__Short problem__.
Using the data beneath, show every line that includes the word "怪我や破損の恐れがあります".

__Data records__.
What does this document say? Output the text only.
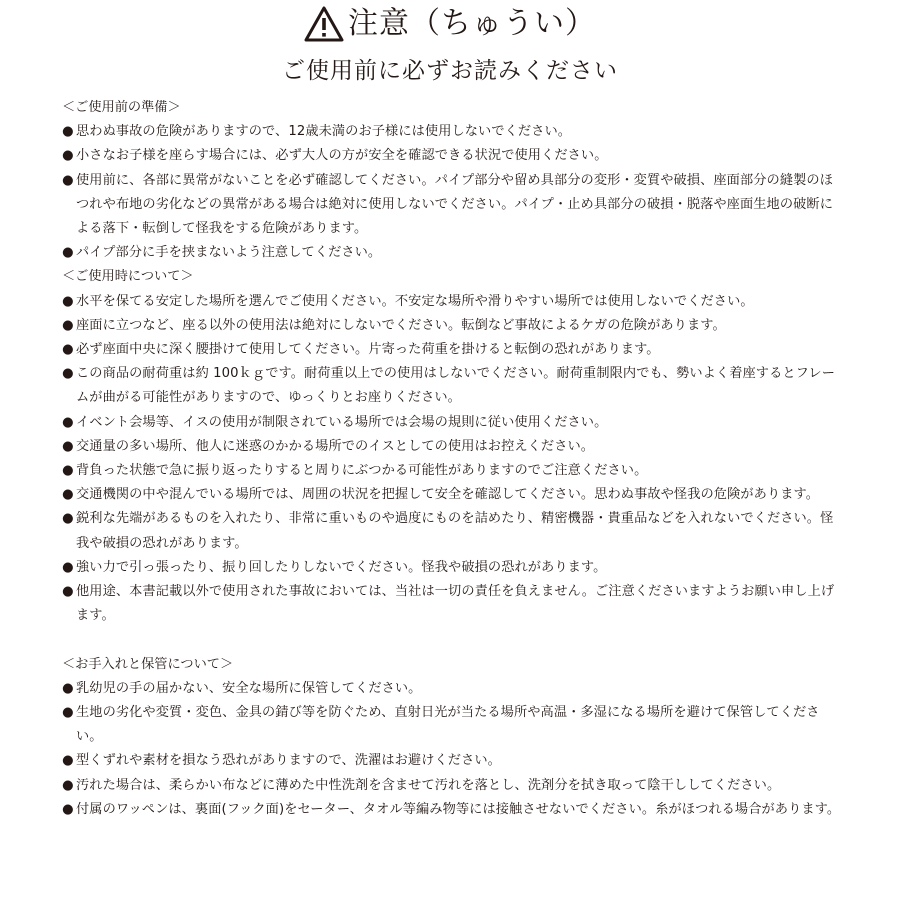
注意（ちゅうい）
ご使用前に必ずお読みください
＜ご使用前の準備＞
● 思わぬ事故の危険がありますので、12歳未満のお子様には使用しないでください。
● 小さなお子様を座らす場合には、必ず大人の方が安全を確認できる状況で使用ください。
● 使用前に、各部に異常がないことを必ず確認してください。パイプ部分や留め具部分の変形・変質や破損、座面部分の縫製のほつれや布地の劣化などの異常がある場合は絶対に使用しないでください。パイプ・止め具部分の破損・脱落や座面生地の破断による落下・転倒して怪我をする危険があります。
● パイプ部分に手を挟まないよう注意してください。
＜ご使用時について＞
● 水平を保てる安定した場所を選んでご使用ください。不安定な場所や滑りやすい場所では使用しないでください。
● 座面に立つなど、座る以外の使用法は絶対にしないでください。転倒など事故によるケガの危険があります。
● 必ず座面中央に深く腰掛けて使用してください。片寄った荷重を掛けると転倒の恐れがあります。
● この商品の耐荷重は約 100ｋｇです。耐荷重以上での使用はしないでください。耐荷重制限内でも、勢いよく着座するとフレームが曲がる可能性がありますので、ゆっくりとお座りください。
● イベント会場等、イスの使用が制限されている場所では会場の規則に従い使用ください。
● 交通量の多い場所、他人に迷惑のかかる場所でのイスとしての使用はお控えください。
● 背負った状態で急に振り返ったりすると周りにぶつかる可能性がありますのでご注意ください。
● 交通機関の中や混んでいる場所では、周囲の状況を把握して安全を確認してください。思わぬ事故や怪我の危険があります。
● 鋭利な先端があるものを入れたり、非常に重いものや過度にものを詰めたり、精密機器・貴重品などを入れないでください。怪我や破損の恐れがあります。
● 強い力で引っ張ったり、振り回したりしないでください。怪我や破損の恐れがあります。
● 他用途、本書記載以外で使用された事故においては、当社は一切の責任を負えません。ご注意くださいますようお願い申し上げます。
＜お手入れと保管について＞
● 乳幼児の手の届かない、安全な場所に保管してください。
● 生地の劣化や変質・変色、金具の錆び等を防ぐため、直射日光が当たる場所や高温・多湿になる場所を避けて保管してください。
● 型くずれや素材を損なう恐れがありますので、洗濯はお避けください。
● 汚れた場合は、柔らかい布などに薄めた中性洗剤を含ませて汚れを落とし、洗剤分を拭き取って陰干ししてください。
● 付属のワッペンは、裏面(フック面)をセーター、タオル等編み物等には接触させないでください。糸がほつれる場合があります。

__Finished task__.
● 鋭利な先端があるものを入れたり、非常に重いものや過度にものを詰めたり、精密機器・貴重品などを入れないでください。怪我や破損の恐れがあります。
● 強い力で引っ張ったり、振り回したりしないでください。怪我や破損の恐れがあります。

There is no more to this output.